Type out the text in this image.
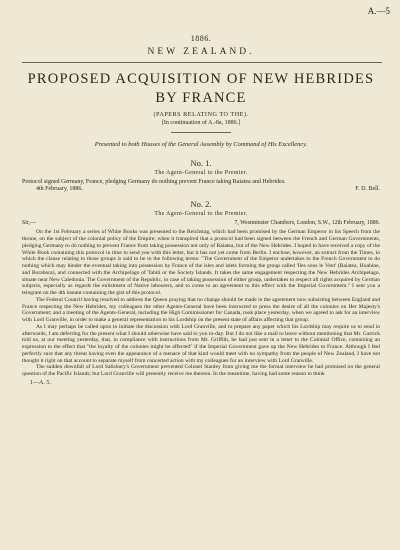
A.—5
1886.
NEW ZEALAND.
PROPOSED ACQUISITION OF NEW HEBRIDES
BY FRANCE
(PAPERS RELATING TO THE).
[In continuation of A.-8a, 1886.]
Presented to both Houses of the General Assembly by Command of His Excellency.
No. 1.
The Agent-General to the Premier.
Protocol signed Germany, France, pledging Germany do nothing prevent France taking Raiatea and Hebrides.
4th February, 1886.	F. D. Bell.
No. 2.
The Agent-General to the Premier.
Sir,—	7, Westminster Chambers, London, S.W., 12th February, 1886.

On the 1st February a series of White Books was presented to the Reichstag, which had been promised by the German Emperor in his Speech from the throne, on the subject of the colonial policy of the Empire; when it transpired that a protocol had been signed between the French and German Governments, pledging Germany to do nothing to prevent France from taking possession not only of Raiatea, but of the New Hebrides. I hoped to have received a copy of the White Book containing this protocol in time to send you with this letter, but it has not yet come from Berlin. I enclose, however, an extract from the Times, in which the clause relating to those groups is said to be in the following terms: "The Government of the Emperor undertakes to the French Government to do nothing which may hinder the eventual taking into possession by France of the isles and islets forming the group called 'Iles sous le Vent' (Raiatea, Huahine, and Borabora), and connected with the Archipelago of Tahiti or the Society Islands. It takes the same engagement respecting the New Hebrides Archipelago, situate near New Caledonia. The Government of the Republic, in case of taking possession of either group, undertakes to respect all rights acquired by German subjects, especially as regards the enlistment of Native labourers, and to come to an agreement to this effect with the Imperial Government." I sent you a telegram on the 4th instant containing the gist of this protocol.

The Federal Council having resolved to address the Queen praying that no change should be made in the agreement now subsisting between England and France respecting the New Hebrides, my colleagues the other Agents-General have been instructed to press the desire of all the colonies on Her Majesty's Government; and a meeting of the Agents-General, including the High Commissioner for Canada, took place yesterday, when we agreed to ask for an interview with Lord Granville, in order to make a general representation to his Lordship on the present state of affairs affecting that group.

As I may perhaps be called upon to initiate the discussion with Lord Granville, and to prepare any paper which his Lordship may require us to send in afterwards, I am deferring for the present what I should otherwise have said to you to-day. But I do not like a mail to leave without mentioning that Mr. Garrick told us, at our meeting yesterday, that, in compliance with instructions from Mr. Griffith, he had just sent in a letter to the Colonial Office, containing an expression to the effect that "the loyalty of the colonies might be affected" if the Imperial Government gave up the New Hebrides to France. Although I feel perfectly sure that any threat having even the appearance of a menace of that kind would meet with no sympathy from the people of New Zealand, I have not thought it right on that account to separate myself from concerted action with my colleagues for an interview with Lord Granville.

The sudden downfall of Lord Salisbury's Government prevented Colonel Stanley from giving me the formal interview he had promised on the general question of the Pacific Islands; but Lord Granville will presently receive me thereon. In the meantime, having had some reason to think

1—A. 5.
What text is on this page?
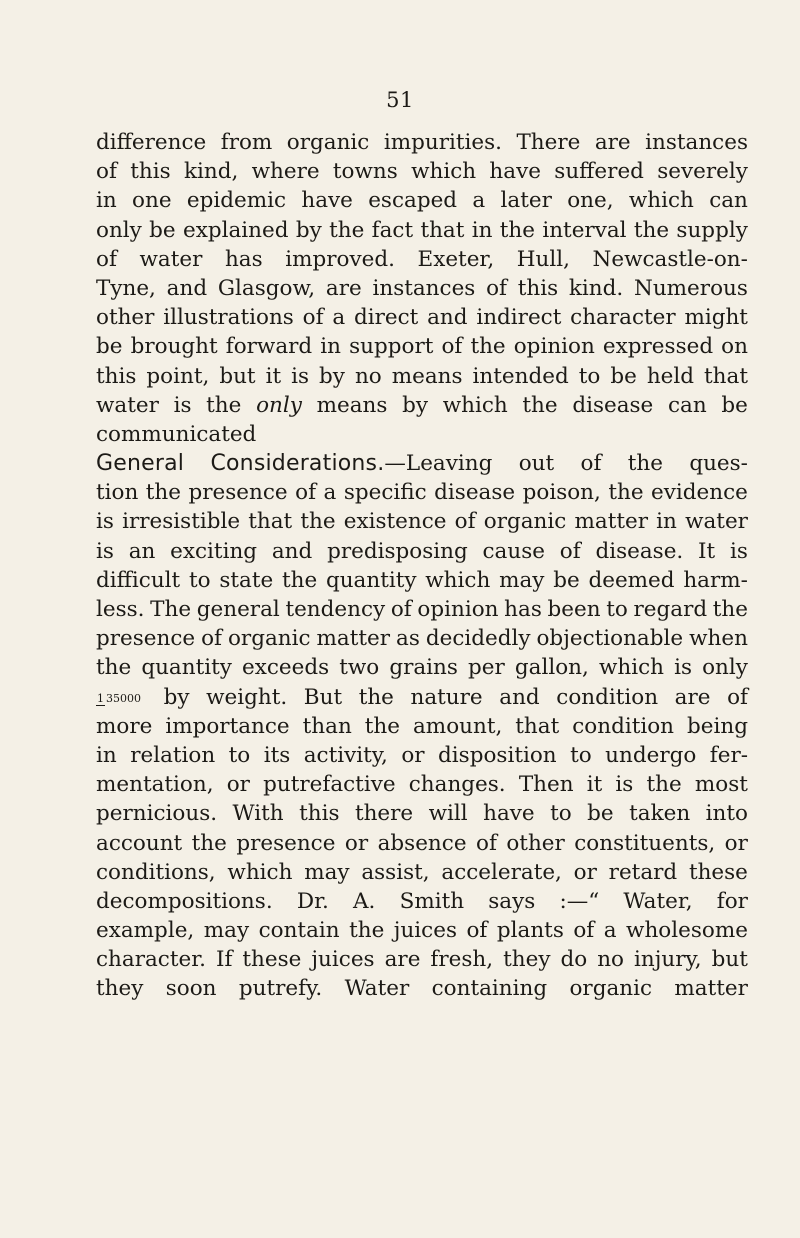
51
difference from organic impurities. There are instances
of this kind, where towns which have suffered severely
in one epidemic have escaped a later one, which can
only be explained by the fact that in the interval the supply
of water has improved. Exeter, Hull, Newcastle-on-
Tyne, and Glasgow, are instances of this kind. Numerous
other illustrations of a direct and indirect character might
be brought forward in support of the opinion expressed on
this point, but it is by no means intended to be held that
water is the only means by which the disease can be
communicated
General Considerations.—Leaving out of the ques-
tion the presence of a specific disease poison, the evidence
is irresistible that the existence of organic matter in water
is an exciting and predisposing cause of disease. It is
difficult to state the quantity which may be deemed harm-
less. The general tendency of opinion has been to regard the
presence of organic matter as decidedly objectionable when
the quantity exceeds two grains per gallon, which is only
1 35000 by weight. But the nature and condition are of
more importance than the amount, that condition being
in relation to its activity, or disposition to undergo fer-
mentation, or putrefactive changes. Then it is the most
pernicious. With this there will have to be taken into
account the presence or absence of other constituents, or
conditions, which may assist, accelerate, or retard these
decompositions. Dr. A. Smith says :—“ Water, for
example, may contain the juices of plants of a wholesome
character. If these juices are fresh, they do no injury, but
they soon putrefy. Water containing organic matter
——————————
### Task requirements
Transcribe the whole listing, character for character, but not its images.

### Solution
Type out the text in this image.
A.—5
1886.
NEW ZEALAND.
PROPOSED ACQUISITION OF NEW HEBRIDES
BY FRANCE
(PAPERS RELATING TO THE).
[In continuation of A.-8a, 1886.]
Presented to both Houses of the General Assembly by Command of His Excellency.
No. 1.
The Agent-General to the Premier.
Protocol signed Germany, France, pledging Germany do nothing prevent France taking Raiatea and Hebrides.
4th February, 1886.	F. D. Bell.
No. 2.
The Agent-General to the Premier.
Sir,—	7, Westminster Chambers, London, S.W., 12th February, 1886.

On the 1st February a series of White Books was presented to the Reichstag, which had been promised by the German Emperor in his Speech from the throne, on the subject of the colonial policy of the Empire; when it transpired that a protocol had been signed between the French and German Governments, pledging Germany to do nothing to prevent France from taking possession not only of Raiatea, but of the New Hebrides. I hoped to have received a copy of the White Book containing this protocol in time to send you with this letter, but it has not yet come from Berlin. I enclose, however, an extract from the Times, in which the clause relating to those groups is said to be in the following terms: "The Government of the Emperor undertakes to the French Government to do nothing which may hinder the eventual taking into possession by France of the isles and islets forming the group called 'Iles sous le Vent' (Raiatea, Huahine, and Borabora), and connected with the Archipelago of Tahiti or the Society Islands. It takes the same engagement respecting the New Hebrides Archipelago, situate near New Caledonia. The Government of the Republic, in case of taking possession of either group, undertakes to respect all rights acquired by German subjects, especially as regards the enlistment of Native labourers, and to come to an agreement to this effect with the Imperial Government." I sent you a telegram on the 4th instant containing the gist of this protocol.

The Federal Council having resolved to address the Queen praying that no change should be made in the agreement now subsisting between England and France respecting the New Hebrides, my colleagues the other Agents-General have been instructed to press the desire of all the colonies on Her Majesty's Government; and a meeting of the Agents-General, including the High Commissioner for Canada, took place yesterday, when we agreed to ask for an interview with Lord Granville, in order to make a general representation to his Lordship on the present state of affairs affecting that group.

As I may perhaps be called upon to initiate the discussion with Lord Granville, and to prepare any paper which his Lordship may require us to send in afterwards, I am deferring for the present what I should otherwise have said to you to-day. But I do not like a mail to leave without mentioning that Mr. Garrick told us, at our meeting yesterday, that, in compliance with instructions from Mr. Griffith, he had just sent in a letter to the Colonial Office, containing an expression to the effect that "the loyalty of the colonies might be affected" if the Imperial Government gave up the New Hebrides to France. Although I feel perfectly sure that any threat having even the appearance of a menace of that kind would meet with no sympathy from the people of New Zealand, I have not thought it right on that account to separate myself from concerted action with my colleagues for an interview with Lord Granville.

The sudden downfall of Lord Salisbury's Government prevented Colonel Stanley from giving me the formal interview he had promised on the general question of the Pacific Islands; but Lord Granville will presently receive me thereon. In the meantime, having had some reason to think

1—A. 5.
What text is on this page?
51
difference from organic impurities. There are instances
of this kind, where towns which have suffered severely
in one epidemic have escaped a later one, which can
only be explained by the fact that in the interval the supply
of water has improved. Exeter, Hull, Newcastle-on-
Tyne, and Glasgow, are instances of this kind. Numerous
other illustrations of a direct and indirect character might
be brought forward in support of the opinion expressed on
this point, but it is by no means intended to be held that
water is the only means by which the disease can be
communicated
General Considerations.—Leaving out of the ques-
tion the presence of a specific disease poison, the evidence
is irresistible that the existence of organic matter in water
is an exciting and predisposing cause of disease. It is
difficult to state the quantity which may be deemed harm-
less. The general tendency of opinion has been to regard the
presence of organic matter as decidedly objectionable when
the quantity exceeds two grains per gallon, which is only
1 35000 by weight. But the nature and condition are of
more importance than the amount, that condition being
in relation to its activity, or disposition to undergo fer-
mentation, or putrefactive changes. Then it is the most
pernicious. With this there will have to be taken into
account the presence or absence of other constituents, or
conditions, which may assist, accelerate, or retard these
decompositions. Dr. A. Smith says :—“ Water, for
example, may contain the juices of plants of a wholesome
character. If these juices are fresh, they do no injury, but
they soon putrefy. Water containing organic matter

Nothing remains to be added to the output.